DATA SUPPLIED:
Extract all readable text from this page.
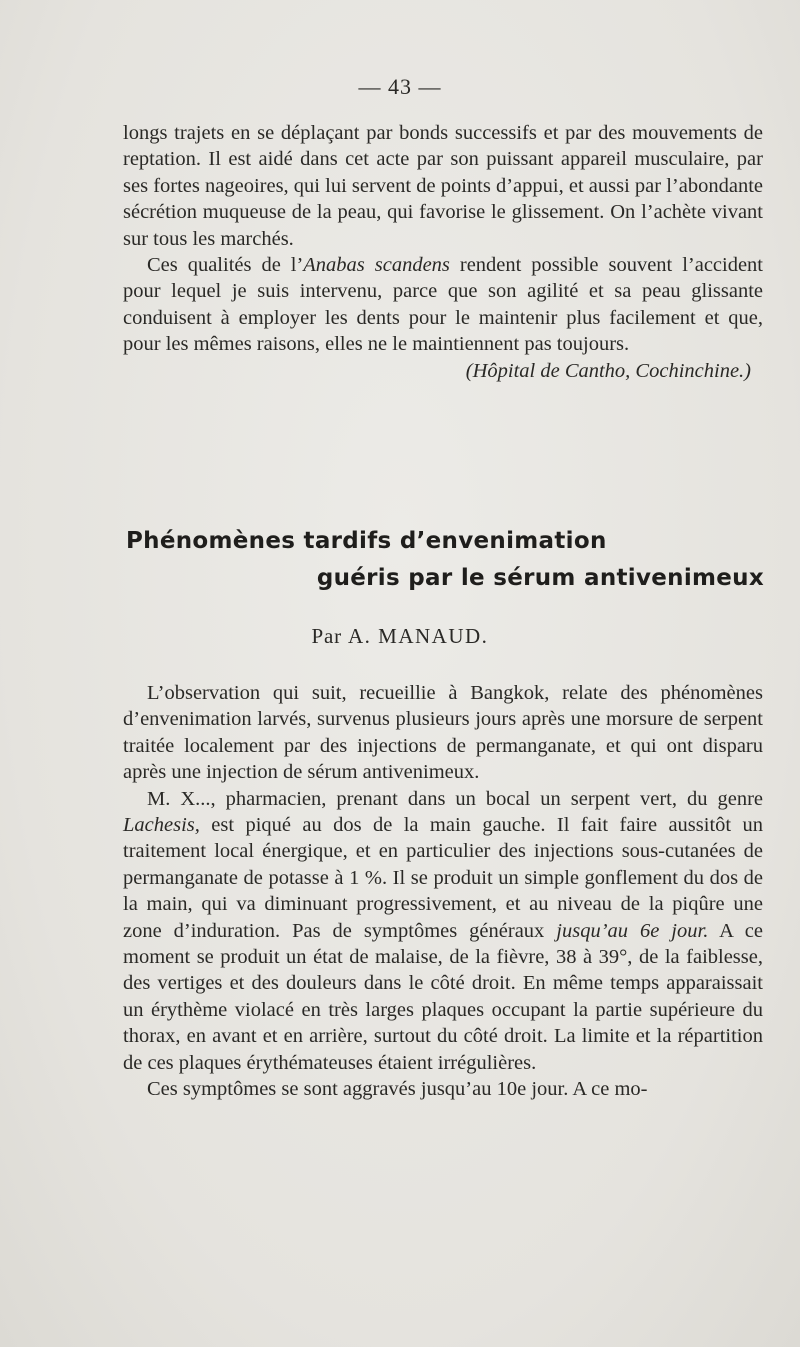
— 43 —

longs trajets en se déplaçant par bonds successifs et par des mouvements de reptation. Il est aidé dans cet acte par son puissant appareil musculaire, par ses fortes nageoires, qui lui servent de points d’appui, et aussi par l’abondante sécrétion muqueuse de la peau, qui favorise le glissement. On l’achète vivant sur tous les marchés.

Ces qualités de l’Anabas scandens rendent possible souvent l’accident pour lequel je suis intervenu, parce que son agilité et sa peau glissante conduisent à employer les dents pour le maintenir plus facilement et que, pour les mêmes raisons, elles ne le maintiennent pas toujours.

(Hôpital de Cantho, Cochinchine.)

Phénomènes tardifs d’envenimation
guéris par le sérum antivenimeux
Par A. MANAUD.

L’observation qui suit, recueillie à Bangkok, relate des phénomènes d’envenimation larvés, survenus plusieurs jours après une morsure de serpent traitée localement par des injections de permanganate, et qui ont disparu après une injection de sérum antivenimeux.

M. X..., pharmacien, prenant dans un bocal un serpent vert, du genre Lachesis, est piqué au dos de la main gauche. Il fait faire aussitôt un traitement local énergique, et en particulier des injections sous-cutanées de permanganate de potasse à 1 %. Il se produit un simple gonflement du dos de la main, qui va diminuant progressivement, et au niveau de la piqûre une zone d’induration. Pas de symptômes généraux jusqu’au 6e jour. A ce moment se produit un état de malaise, de la fièvre, 38 à 39°, de la faiblesse, des vertiges et des douleurs dans le côté droit. En même temps apparaissait un érythème violacé en très larges plaques occupant la partie supérieure du thorax, en avant et en arrière, surtout du côté droit. La limite et la répartition de ces plaques érythémateuses étaient irrégulières.

Ces symptômes se sont aggravés jusqu’au 10e jour. A ce mo-
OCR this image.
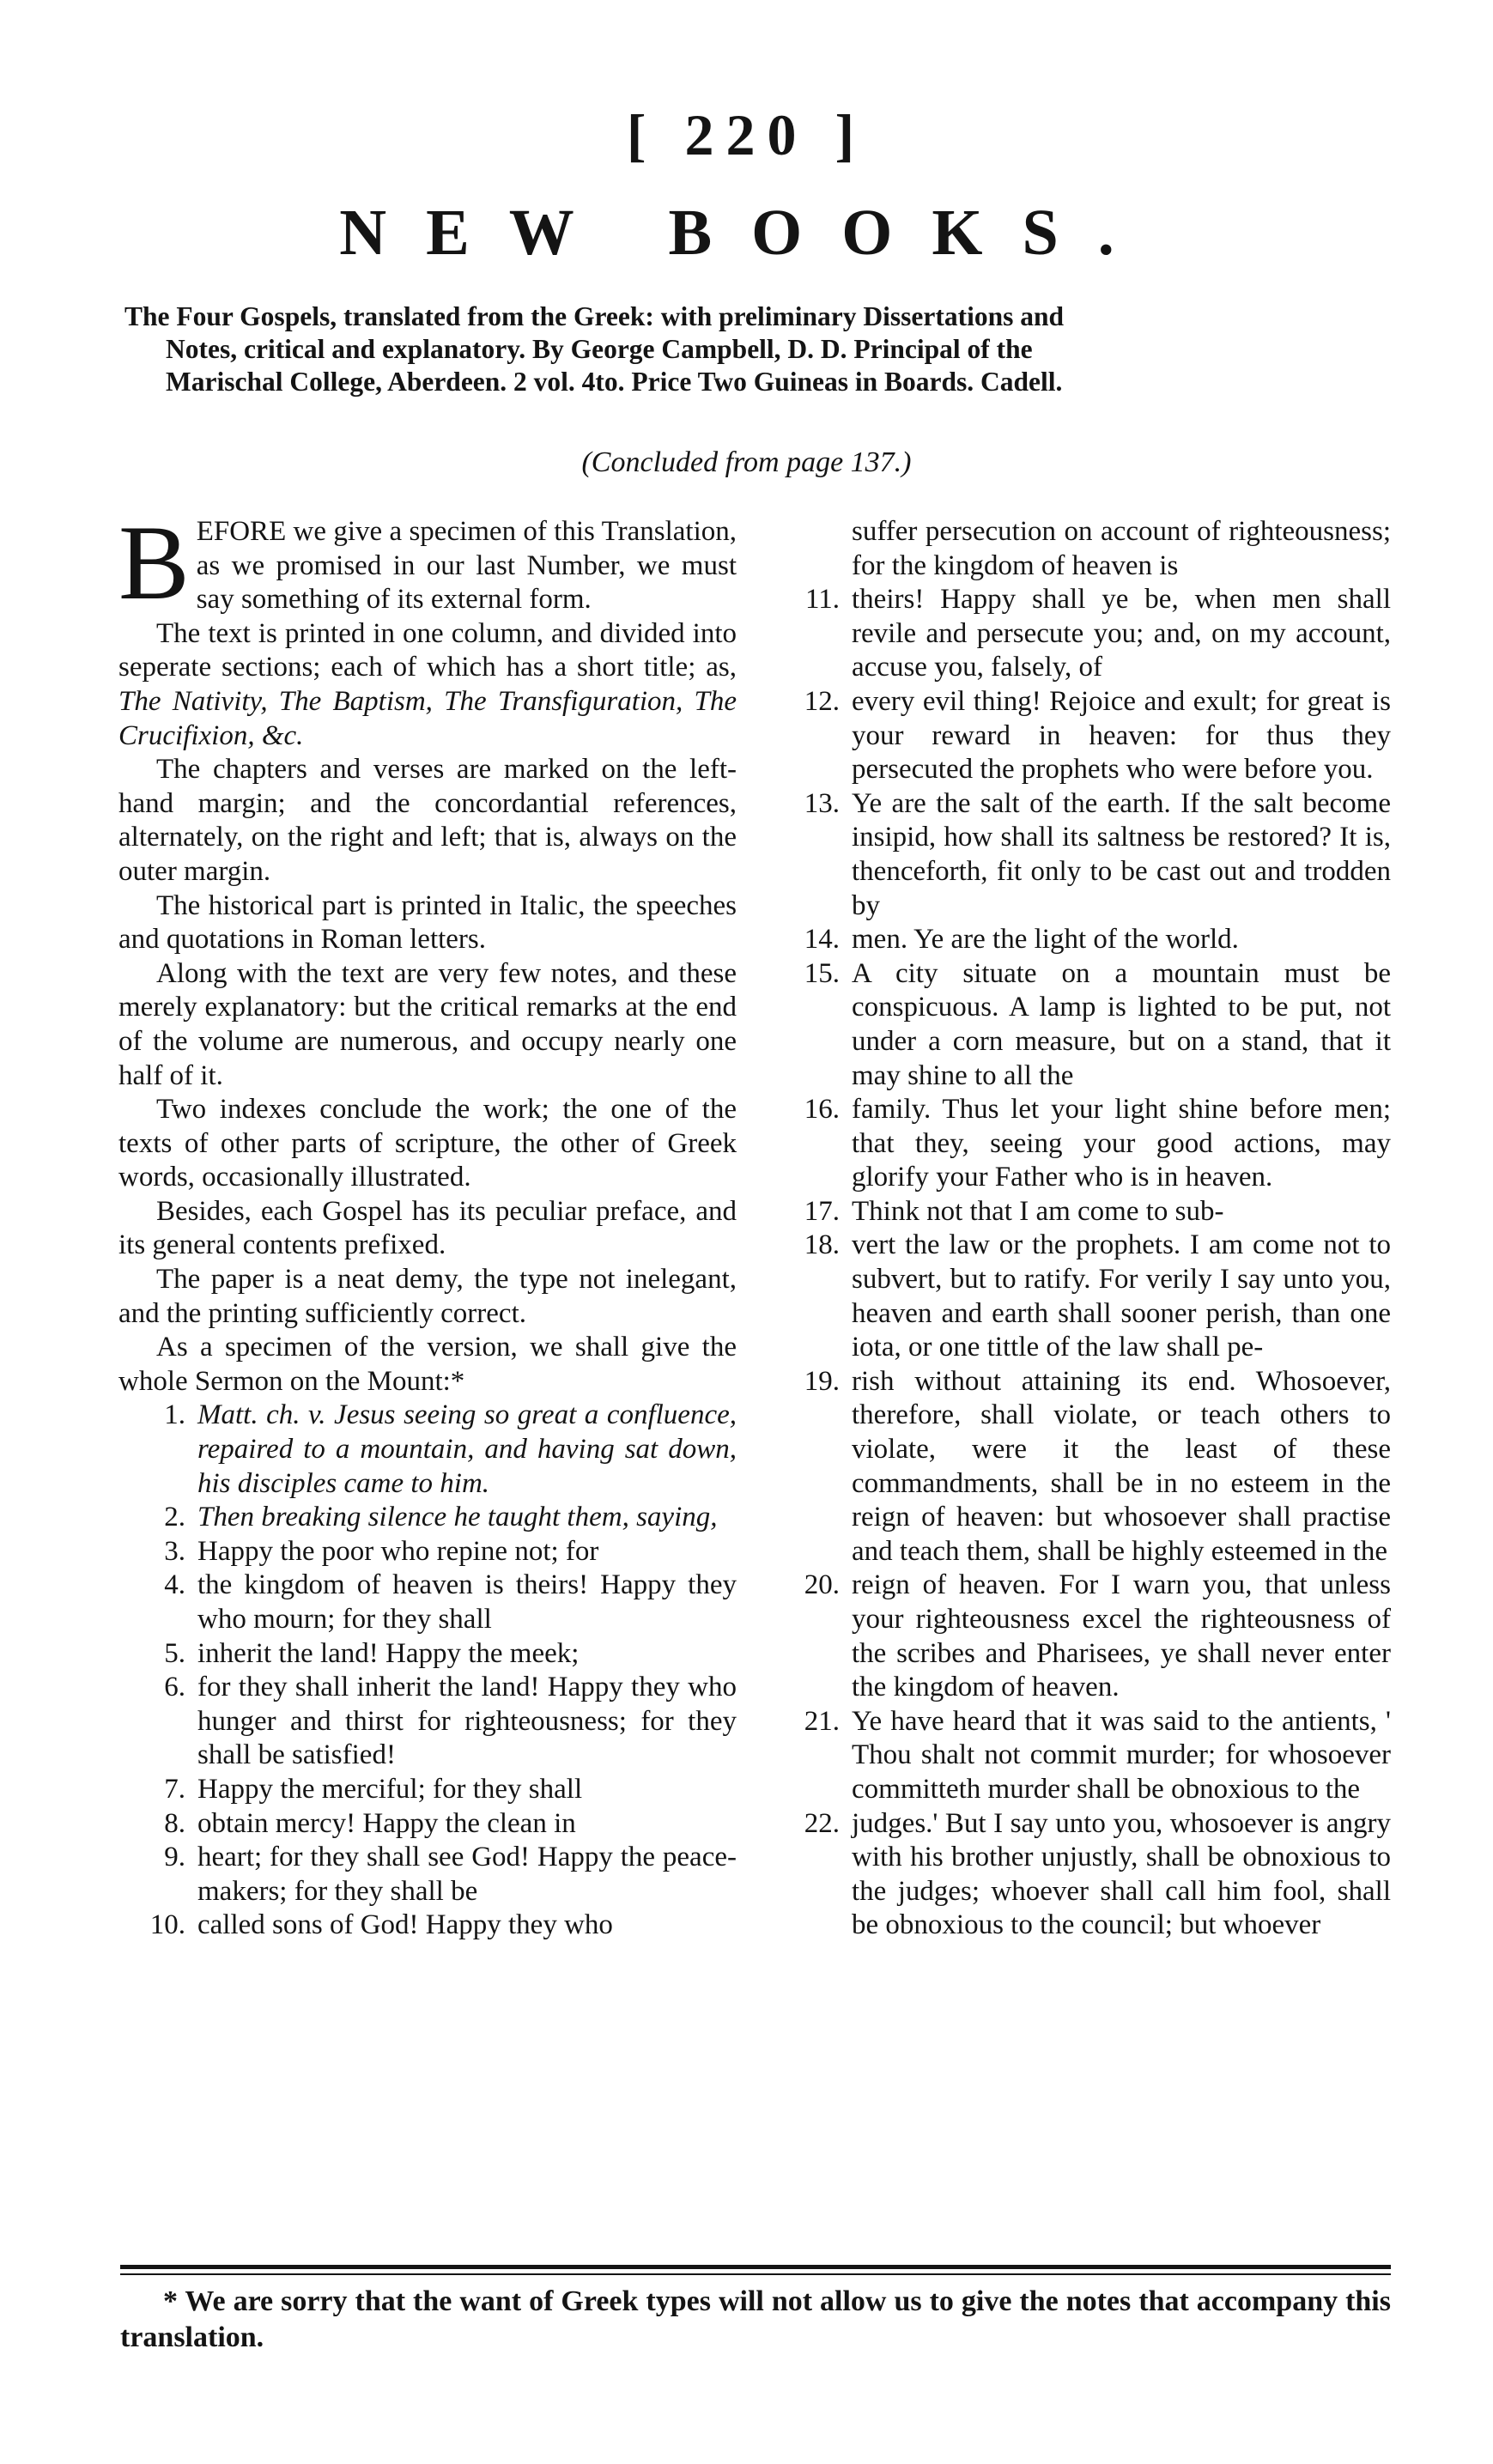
[ 220 ]
NEW BOOKS.
The Four Gospels, translated from the Greek: with preliminary Dissertations and
Notes, critical and explanatory. By George Campbell, D. D. Principal of the
Marischal College, Aberdeen. 2 vol. 4to. Price Two Guineas in Boards. Cadell.
(Concluded from page 137.)

BEFORE we give a specimen of this Translation, as we promised in our last Number, we must say something of its external form.

The text is printed in one column, and divided into seperate sections; each of which has a short title; as, The Nativity, The Baptism, The Transfiguration, The Crucifixion, &c.

The chapters and verses are marked on the left-hand margin; and the concordantial references, alternately, on the right and left; that is, always on the outer margin.

The historical part is printed in Italic, the speeches and quotations in Roman letters.

Along with the text are very few notes, and these merely explanatory: but the critical remarks at the end of the volume are numerous, and occupy nearly one half of it.

Two indexes conclude the work; the one of the texts of other parts of scripture, the other of Greek words, occasionally illustrated.

Besides, each Gospel has its peculiar preface, and its general contents prefixed.

The paper is a neat demy, the type not inelegant, and the printing sufficiently correct.

As a specimen of the version, we shall give the whole Sermon on the Mount:*

1. Matt. ch. v. Jesus seeing so great a confluence, repaired to a mountain, and having sat down, his disciples came to him.
2. Then breaking silence he taught them, saying,
3. Happy the poor who repine not; for
4. the kingdom of heaven is theirs! Happy they who mourn; for they shall
5. inherit the land! Happy the meek;
6. for they shall inherit the land! Happy they who hunger and thirst for righteousness; for they shall be satisfied!
7. Happy the merciful; for they shall
8. obtain mercy! Happy the clean in
9. heart; for they shall see God! Happy the peace-makers; for they shall be
10. called sons of God! Happy they who
suffer persecution on account of righteousness; for the kingdom of heaven is
11. theirs! Happy shall ye be, when men shall revile and persecute you; and, on my account, accuse you, falsely, of
12. every evil thing! Rejoice and exult; for great is your reward in heaven: for thus they persecuted the prophets who were before you.
13. Ye are the salt of the earth. If the salt become insipid, how shall its saltness be restored? It is, thenceforth, fit only to be cast out and trodden by
14. men. Ye are the light of the world.
15. A city situate on a mountain must be conspicuous. A lamp is lighted to be put, not under a corn measure, but on a stand, that it may shine to all the
16. family. Thus let your light shine before men; that they, seeing your good actions, may glorify your Father who is in heaven.
17. Think not that I am come to sub-
18. vert the law or the prophets. I am come not to subvert, but to ratify. For verily I say unto you, heaven and earth shall sooner perish, than one iota, or one tittle of the law shall pe-
19. rish without attaining its end. Whosoever, therefore, shall violate, or teach others to violate, were it the least of these commandments, shall be in no esteem in the reign of heaven: but whosoever shall practise and teach them, shall be highly esteemed in the
20. reign of heaven. For I warn you, that unless your righteousness excel the righteousness of the scribes and Pharisees, ye shall never enter the kingdom of heaven.
21. Ye have heard that it was said to the antients, ' Thou shalt not commit murder; for whosoever committeth murder shall be obnoxious to the
22. judges.' But I say unto you, whosoever is angry with his brother unjustly, shall be obnoxious to the judges; whoever shall call him fool, shall be obnoxious to the council; but whoever
* We are sorry that the want of Greek types will not allow us to give the notes that accompany this translation.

TASK PROMPT: Make an exact copy of the records above, with the pictures left out.

ANSWER TO THE TASK:
Extract all readable text from this page.
— 43 —

longs trajets en se déplaçant par bonds successifs et par des mouvements de reptation. Il est aidé dans cet acte par son puissant appareil musculaire, par ses fortes nageoires, qui lui servent de points d’appui, et aussi par l’abondante sécrétion muqueuse de la peau, qui favorise le glissement. On l’achète vivant sur tous les marchés.

Ces qualités de l’Anabas scandens rendent possible souvent l’accident pour lequel je suis intervenu, parce que son agilité et sa peau glissante conduisent à employer les dents pour le maintenir plus facilement et que, pour les mêmes raisons, elles ne le maintiennent pas toujours.

(Hôpital de Cantho, Cochinchine.)

Phénomènes tardifs d’envenimation
guéris par le sérum antivenimeux
Par A. MANAUD.

L’observation qui suit, recueillie à Bangkok, relate des phénomènes d’envenimation larvés, survenus plusieurs jours après une morsure de serpent traitée localement par des injections de permanganate, et qui ont disparu après une injection de sérum antivenimeux.

M. X..., pharmacien, prenant dans un bocal un serpent vert, du genre Lachesis, est piqué au dos de la main gauche. Il fait faire aussitôt un traitement local énergique, et en particulier des injections sous-cutanées de permanganate de potasse à 1 %. Il se produit un simple gonflement du dos de la main, qui va diminuant progressivement, et au niveau de la piqûre une zone d’induration. Pas de symptômes généraux jusqu’au 6e jour. A ce moment se produit un état de malaise, de la fièvre, 38 à 39°, de la faiblesse, des vertiges et des douleurs dans le côté droit. En même temps apparaissait un érythème violacé en très larges plaques occupant la partie supérieure du thorax, en avant et en arrière, surtout du côté droit. La limite et la répartition de ces plaques érythémateuses étaient irrégulières.

Ces symptômes se sont aggravés jusqu’au 10e jour. A ce mo-
OCR this image.
[ 220 ]
NEW BOOKS.
The Four Gospels, translated from the Greek: with preliminary Dissertations and
Notes, critical and explanatory. By George Campbell, D. D. Principal of the
Marischal College, Aberdeen. 2 vol. 4to. Price Two Guineas in Boards. Cadell.
(Concluded from page 137.)

BEFORE we give a specimen of this Translation, as we promised in our last Number, we must say something of its external form.

The text is printed in one column, and divided into seperate sections; each of which has a short title; as, The Nativity, The Baptism, The Transfiguration, The Crucifixion, &c.

The chapters and verses are marked on the left-hand margin; and the concordantial references, alternately, on the right and left; that is, always on the outer margin.

The historical part is printed in Italic, the speeches and quotations in Roman letters.

Along with the text are very few notes, and these merely explanatory: but the critical remarks at the end of the volume are numerous, and occupy nearly one half of it.

Two indexes conclude the work; the one of the texts of other parts of scripture, the other of Greek words, occasionally illustrated.

Besides, each Gospel has its peculiar preface, and its general contents prefixed.

The paper is a neat demy, the type not inelegant, and the printing sufficiently correct.

As a specimen of the version, we shall give the whole Sermon on the Mount:*

1. Matt. ch. v. Jesus seeing so great a confluence, repaired to a mountain, and having sat down, his disciples came to him.
2. Then breaking silence he taught them, saying,
3. Happy the poor who repine not; for
4. the kingdom of heaven is theirs! Happy they who mourn; for they shall
5. inherit the land! Happy the meek;
6. for they shall inherit the land! Happy they who hunger and thirst for righteousness; for they shall be satisfied!
7. Happy the merciful; for they shall
8. obtain mercy! Happy the clean in
9. heart; for they shall see God! Happy the peace-makers; for they shall be
10. called sons of God! Happy they who
suffer persecution on account of righteousness; for the kingdom of heaven is
11. theirs! Happy shall ye be, when men shall revile and persecute you; and, on my account, accuse you, falsely, of
12. every evil thing! Rejoice and exult; for great is your reward in heaven: for thus they persecuted the prophets who were before you.
13. Ye are the salt of the earth. If the salt become insipid, how shall its saltness be restored? It is, thenceforth, fit only to be cast out and trodden by
14. men. Ye are the light of the world.
15. A city situate on a mountain must be conspicuous. A lamp is lighted to be put, not under a corn measure, but on a stand, that it may shine to all the
16. family. Thus let your light shine before men; that they, seeing your good actions, may glorify your Father who is in heaven.
17. Think not that I am come to sub-
18. vert the law or the prophets. I am come not to subvert, but to ratify. For verily I say unto you, heaven and earth shall sooner perish, than one iota, or one tittle of the law shall pe-
19. rish without attaining its end. Whosoever, therefore, shall violate, or teach others to violate, were it the least of these commandments, shall be in no esteem in the reign of heaven: but whosoever shall practise and teach them, shall be highly esteemed in the
20. reign of heaven. For I warn you, that unless your righteousness excel the righteousness of the scribes and Pharisees, ye shall never enter the kingdom of heaven.
21. Ye have heard that it was said to the antients, ' Thou shalt not commit murder; for whosoever committeth murder shall be obnoxious to the
22. judges.' But I say unto you, whosoever is angry with his brother unjustly, shall be obnoxious to the judges; whoever shall call him fool, shall be obnoxious to the council; but whoever
* We are sorry that the want of Greek types will not allow us to give the notes that accompany this translation.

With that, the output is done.